WHAT IS REQUIRED:
Give the number of lines that include the string "image", nothing more.
------ GIVEN RECORDS
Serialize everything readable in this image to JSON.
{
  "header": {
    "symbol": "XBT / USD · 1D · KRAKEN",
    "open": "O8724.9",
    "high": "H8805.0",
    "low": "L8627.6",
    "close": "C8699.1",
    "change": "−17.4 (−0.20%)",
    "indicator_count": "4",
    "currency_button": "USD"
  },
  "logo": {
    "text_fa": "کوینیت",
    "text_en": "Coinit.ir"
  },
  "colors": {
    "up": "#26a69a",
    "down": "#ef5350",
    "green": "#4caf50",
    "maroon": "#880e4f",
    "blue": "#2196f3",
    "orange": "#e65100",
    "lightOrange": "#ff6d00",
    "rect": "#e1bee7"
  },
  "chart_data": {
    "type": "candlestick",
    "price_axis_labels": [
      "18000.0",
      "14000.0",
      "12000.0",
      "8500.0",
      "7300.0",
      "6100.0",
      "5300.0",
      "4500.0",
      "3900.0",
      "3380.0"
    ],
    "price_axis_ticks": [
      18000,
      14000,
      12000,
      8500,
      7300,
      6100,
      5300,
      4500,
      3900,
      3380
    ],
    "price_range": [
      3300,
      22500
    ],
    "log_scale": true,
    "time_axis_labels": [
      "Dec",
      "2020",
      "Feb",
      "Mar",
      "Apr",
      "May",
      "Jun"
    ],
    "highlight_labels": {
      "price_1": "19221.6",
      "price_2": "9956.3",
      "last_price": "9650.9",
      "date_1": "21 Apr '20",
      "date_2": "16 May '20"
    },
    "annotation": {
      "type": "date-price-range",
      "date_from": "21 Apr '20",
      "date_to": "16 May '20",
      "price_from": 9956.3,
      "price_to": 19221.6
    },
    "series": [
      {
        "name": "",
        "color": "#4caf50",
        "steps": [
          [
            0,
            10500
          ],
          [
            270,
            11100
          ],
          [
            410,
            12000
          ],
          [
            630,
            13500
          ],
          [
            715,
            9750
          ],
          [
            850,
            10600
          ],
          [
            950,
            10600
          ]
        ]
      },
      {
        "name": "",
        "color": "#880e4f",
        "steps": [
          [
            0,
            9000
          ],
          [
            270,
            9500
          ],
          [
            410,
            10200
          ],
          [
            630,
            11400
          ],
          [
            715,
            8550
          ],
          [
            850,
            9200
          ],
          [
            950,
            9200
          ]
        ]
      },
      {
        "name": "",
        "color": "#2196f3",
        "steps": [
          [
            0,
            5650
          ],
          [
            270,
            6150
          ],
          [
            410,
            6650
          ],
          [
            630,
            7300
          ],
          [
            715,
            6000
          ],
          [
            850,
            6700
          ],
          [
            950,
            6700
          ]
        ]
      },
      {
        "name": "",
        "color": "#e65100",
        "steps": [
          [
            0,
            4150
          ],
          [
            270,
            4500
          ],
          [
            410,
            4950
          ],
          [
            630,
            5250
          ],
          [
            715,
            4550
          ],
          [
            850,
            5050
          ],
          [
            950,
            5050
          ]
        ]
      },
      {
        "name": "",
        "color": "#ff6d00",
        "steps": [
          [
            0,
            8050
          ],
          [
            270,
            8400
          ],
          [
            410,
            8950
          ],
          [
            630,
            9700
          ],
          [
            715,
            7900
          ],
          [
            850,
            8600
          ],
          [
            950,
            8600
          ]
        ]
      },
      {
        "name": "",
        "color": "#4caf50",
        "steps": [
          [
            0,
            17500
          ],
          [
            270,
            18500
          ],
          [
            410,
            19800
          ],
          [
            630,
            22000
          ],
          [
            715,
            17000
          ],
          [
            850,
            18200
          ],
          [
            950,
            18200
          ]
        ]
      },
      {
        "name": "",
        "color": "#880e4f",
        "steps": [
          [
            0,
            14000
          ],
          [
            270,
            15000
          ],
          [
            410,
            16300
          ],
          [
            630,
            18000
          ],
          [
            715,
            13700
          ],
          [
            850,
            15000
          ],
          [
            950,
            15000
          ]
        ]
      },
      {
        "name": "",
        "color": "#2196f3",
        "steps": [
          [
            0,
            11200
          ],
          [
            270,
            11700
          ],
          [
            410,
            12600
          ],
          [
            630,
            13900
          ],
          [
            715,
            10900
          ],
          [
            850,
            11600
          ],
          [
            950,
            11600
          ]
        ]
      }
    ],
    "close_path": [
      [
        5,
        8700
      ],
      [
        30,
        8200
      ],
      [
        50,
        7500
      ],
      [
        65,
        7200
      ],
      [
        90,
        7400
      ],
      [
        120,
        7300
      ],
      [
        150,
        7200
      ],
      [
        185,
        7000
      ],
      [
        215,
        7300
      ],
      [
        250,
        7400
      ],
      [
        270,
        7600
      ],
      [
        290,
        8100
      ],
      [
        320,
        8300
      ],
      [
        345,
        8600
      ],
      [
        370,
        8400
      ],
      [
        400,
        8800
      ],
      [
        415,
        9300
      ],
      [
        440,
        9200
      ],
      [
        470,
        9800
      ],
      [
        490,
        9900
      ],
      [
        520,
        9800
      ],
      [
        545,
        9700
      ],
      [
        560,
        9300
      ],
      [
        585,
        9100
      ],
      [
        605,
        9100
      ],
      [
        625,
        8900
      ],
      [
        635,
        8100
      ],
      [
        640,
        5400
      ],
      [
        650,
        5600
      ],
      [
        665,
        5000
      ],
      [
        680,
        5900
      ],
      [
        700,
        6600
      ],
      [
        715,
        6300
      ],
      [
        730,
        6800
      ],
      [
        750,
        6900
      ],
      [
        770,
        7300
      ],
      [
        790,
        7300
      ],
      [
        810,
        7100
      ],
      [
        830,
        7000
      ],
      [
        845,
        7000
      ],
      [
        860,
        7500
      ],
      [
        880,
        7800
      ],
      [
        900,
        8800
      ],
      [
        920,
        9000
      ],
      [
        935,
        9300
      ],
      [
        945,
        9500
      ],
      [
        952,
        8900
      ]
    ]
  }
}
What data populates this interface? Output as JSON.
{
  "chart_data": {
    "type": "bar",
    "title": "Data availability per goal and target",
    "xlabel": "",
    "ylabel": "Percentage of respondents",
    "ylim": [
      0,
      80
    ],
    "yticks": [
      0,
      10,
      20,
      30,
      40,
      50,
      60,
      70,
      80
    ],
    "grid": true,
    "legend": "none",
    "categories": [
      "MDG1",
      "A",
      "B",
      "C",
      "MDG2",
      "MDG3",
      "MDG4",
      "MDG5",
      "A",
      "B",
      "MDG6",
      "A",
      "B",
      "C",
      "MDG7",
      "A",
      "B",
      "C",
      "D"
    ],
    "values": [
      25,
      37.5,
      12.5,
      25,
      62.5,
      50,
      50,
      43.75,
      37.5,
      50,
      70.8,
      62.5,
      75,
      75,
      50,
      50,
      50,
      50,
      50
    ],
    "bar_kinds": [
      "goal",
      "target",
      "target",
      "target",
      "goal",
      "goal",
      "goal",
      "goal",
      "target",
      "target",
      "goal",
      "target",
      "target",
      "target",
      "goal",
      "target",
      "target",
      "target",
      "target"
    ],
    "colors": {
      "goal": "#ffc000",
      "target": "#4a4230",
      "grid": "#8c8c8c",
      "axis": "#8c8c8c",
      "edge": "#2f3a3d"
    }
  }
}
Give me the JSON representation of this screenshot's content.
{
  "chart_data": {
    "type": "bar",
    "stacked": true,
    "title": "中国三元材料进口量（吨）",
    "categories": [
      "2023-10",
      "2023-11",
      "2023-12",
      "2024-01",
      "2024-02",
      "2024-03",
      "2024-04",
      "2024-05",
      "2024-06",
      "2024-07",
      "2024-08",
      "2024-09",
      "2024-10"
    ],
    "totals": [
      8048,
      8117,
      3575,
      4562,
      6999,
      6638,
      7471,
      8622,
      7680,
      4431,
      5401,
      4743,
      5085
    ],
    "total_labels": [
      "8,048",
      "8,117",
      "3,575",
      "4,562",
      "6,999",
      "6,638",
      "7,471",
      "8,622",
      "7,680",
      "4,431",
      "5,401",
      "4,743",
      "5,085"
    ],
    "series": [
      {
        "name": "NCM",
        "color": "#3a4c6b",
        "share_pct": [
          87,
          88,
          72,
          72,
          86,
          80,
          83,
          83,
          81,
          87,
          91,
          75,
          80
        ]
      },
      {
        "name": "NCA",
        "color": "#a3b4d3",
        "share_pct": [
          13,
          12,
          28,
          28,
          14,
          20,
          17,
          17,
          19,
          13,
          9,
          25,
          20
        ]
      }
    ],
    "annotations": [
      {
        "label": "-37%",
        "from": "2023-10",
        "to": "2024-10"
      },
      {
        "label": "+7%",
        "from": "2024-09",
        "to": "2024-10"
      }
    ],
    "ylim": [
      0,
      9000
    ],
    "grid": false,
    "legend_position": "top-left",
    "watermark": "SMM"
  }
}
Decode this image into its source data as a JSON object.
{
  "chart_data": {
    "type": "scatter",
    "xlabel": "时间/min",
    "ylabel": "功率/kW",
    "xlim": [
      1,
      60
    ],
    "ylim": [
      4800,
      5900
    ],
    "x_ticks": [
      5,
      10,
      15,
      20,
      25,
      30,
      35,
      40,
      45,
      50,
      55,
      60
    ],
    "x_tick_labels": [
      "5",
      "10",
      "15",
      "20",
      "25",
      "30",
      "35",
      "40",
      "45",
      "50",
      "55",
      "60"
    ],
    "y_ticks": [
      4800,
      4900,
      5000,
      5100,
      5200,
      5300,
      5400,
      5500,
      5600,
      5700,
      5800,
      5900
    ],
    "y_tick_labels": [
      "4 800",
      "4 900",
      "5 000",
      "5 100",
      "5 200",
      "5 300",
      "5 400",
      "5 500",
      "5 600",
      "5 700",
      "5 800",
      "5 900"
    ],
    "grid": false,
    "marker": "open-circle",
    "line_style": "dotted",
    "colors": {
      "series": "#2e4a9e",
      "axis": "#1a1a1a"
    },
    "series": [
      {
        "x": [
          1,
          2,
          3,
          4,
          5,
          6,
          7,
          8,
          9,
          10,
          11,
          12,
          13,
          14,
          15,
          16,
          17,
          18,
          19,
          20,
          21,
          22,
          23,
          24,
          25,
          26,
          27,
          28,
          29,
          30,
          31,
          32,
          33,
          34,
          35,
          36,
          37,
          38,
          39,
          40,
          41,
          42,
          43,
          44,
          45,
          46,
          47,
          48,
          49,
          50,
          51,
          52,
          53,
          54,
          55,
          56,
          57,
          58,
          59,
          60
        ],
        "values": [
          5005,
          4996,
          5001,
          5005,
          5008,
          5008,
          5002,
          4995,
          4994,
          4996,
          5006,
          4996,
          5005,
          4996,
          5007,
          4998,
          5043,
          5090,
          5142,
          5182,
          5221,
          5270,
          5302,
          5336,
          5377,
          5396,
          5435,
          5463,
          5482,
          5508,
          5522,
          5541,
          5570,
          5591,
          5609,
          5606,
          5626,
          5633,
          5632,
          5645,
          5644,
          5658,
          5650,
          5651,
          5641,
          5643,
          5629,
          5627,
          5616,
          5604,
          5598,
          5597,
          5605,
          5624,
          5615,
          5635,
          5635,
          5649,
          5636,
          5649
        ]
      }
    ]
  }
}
------------
EXERCISE RESULT:
2